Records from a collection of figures
◇ ◇ ◇ ◇ ◇ ◇ ◇

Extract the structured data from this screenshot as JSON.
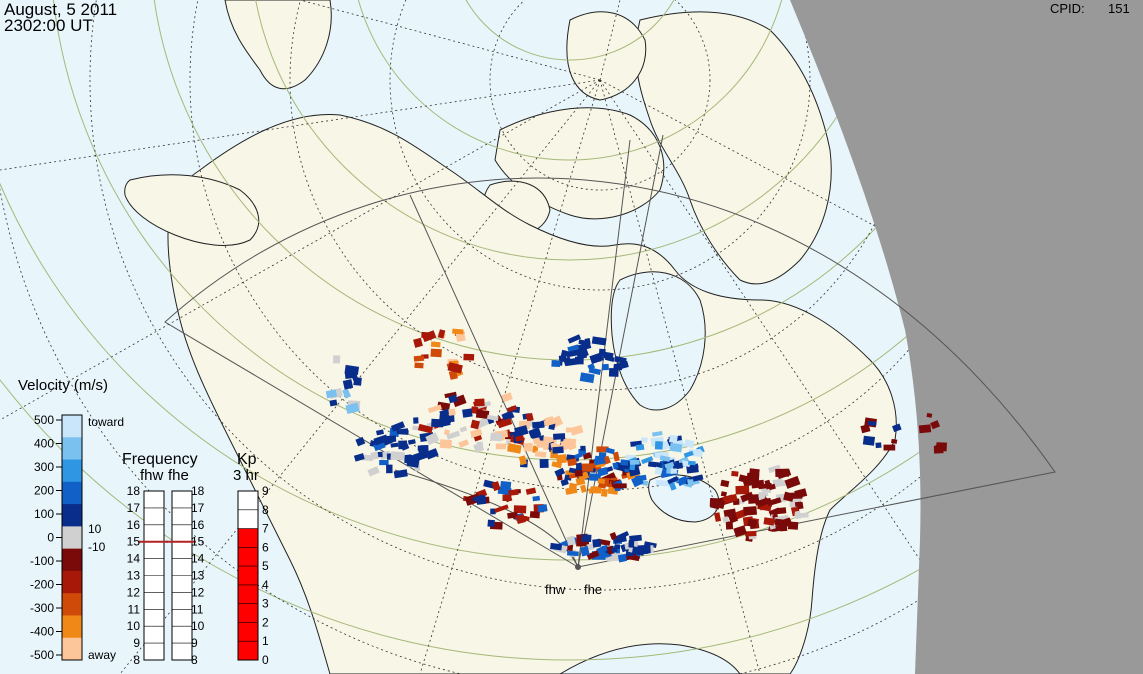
{
  "header": {
    "date": "August, 5 2011",
    "time": "2302:00 UT",
    "cpid_label": "CPID:",
    "cpid_value": "151"
  },
  "radars": {
    "west": "fhw",
    "east": "fhe"
  },
  "velocity_scale": {
    "title": "Velocity (m/s)",
    "ticks": [
      "500",
      "400",
      "300",
      "200",
      "100",
      "0",
      "-100",
      "-200",
      "-300",
      "-400",
      "-500"
    ],
    "toward_label": "toward",
    "away_label": "away",
    "ground_pos": "10",
    "ground_neg": "-10",
    "colors": [
      "#c9e6fb",
      "#7ac1f0",
      "#2f96e3",
      "#1060c8",
      "#082d8a",
      "#d0d0d0",
      "#7a0a0a",
      "#a81808",
      "#cf4a08",
      "#f08818",
      "#fcc69a"
    ]
  },
  "frequency_panel": {
    "title": "Frequency",
    "subtitle_west": "fhw",
    "subtitle_east": "fhe",
    "ticks": [
      "18",
      "17",
      "16",
      "15",
      "14",
      "13",
      "12",
      "11",
      "10",
      "9",
      "8"
    ],
    "fhw_value": 15,
    "fhe_value": 15,
    "marker_color": "#b22222"
  },
  "kp_panel": {
    "title": "Kp",
    "subtitle": "3 hr",
    "ticks": [
      "9",
      "8",
      "7",
      "6",
      "5",
      "4",
      "3",
      "2",
      "1",
      "0"
    ],
    "value": 7,
    "fill_color": "#ff0000"
  },
  "map": {
    "ocean_color": "#e8f6fc",
    "land_color": "#f8f6e6",
    "night_color": "#999999"
  }
}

◇ ◇ ◇ ◇ ◇ ◇ ◇

→ **Task to carry out**: Retype every record above exactly as written, but leave out the pictures.

→ **Full answer**:
Extract the structured data from this screenshot as JSON.
{
  "header": {
    "date": "August, 5 2011",
    "time": "2302:00 UT",
    "cpid_label": "CPID:",
    "cpid_value": "151"
  },
  "radars": {
    "west": "fhw",
    "east": "fhe"
  },
  "velocity_scale": {
    "title": "Velocity (m/s)",
    "ticks": [
      "500",
      "400",
      "300",
      "200",
      "100",
      "0",
      "-100",
      "-200",
      "-300",
      "-400",
      "-500"
    ],
    "toward_label": "toward",
    "away_label": "away",
    "ground_pos": "10",
    "ground_neg": "-10",
    "colors": [
      "#c9e6fb",
      "#7ac1f0",
      "#2f96e3",
      "#1060c8",
      "#082d8a",
      "#d0d0d0",
      "#7a0a0a",
      "#a81808",
      "#cf4a08",
      "#f08818",
      "#fcc69a"
    ]
  },
  "frequency_panel": {
    "title": "Frequency",
    "subtitle_west": "fhw",
    "subtitle_east": "fhe",
    "ticks": [
      "18",
      "17",
      "16",
      "15",
      "14",
      "13",
      "12",
      "11",
      "10",
      "9",
      "8"
    ],
    "fhw_value": 15,
    "fhe_value": 15,
    "marker_color": "#b22222"
  },
  "kp_panel": {
    "title": "Kp",
    "subtitle": "3 hr",
    "ticks": [
      "9",
      "8",
      "7",
      "6",
      "5",
      "4",
      "3",
      "2",
      "1",
      "0"
    ],
    "value": 7,
    "fill_color": "#ff0000"
  },
  "map": {
    "ocean_color": "#e8f6fc",
    "land_color": "#f8f6e6",
    "night_color": "#999999"
  }
}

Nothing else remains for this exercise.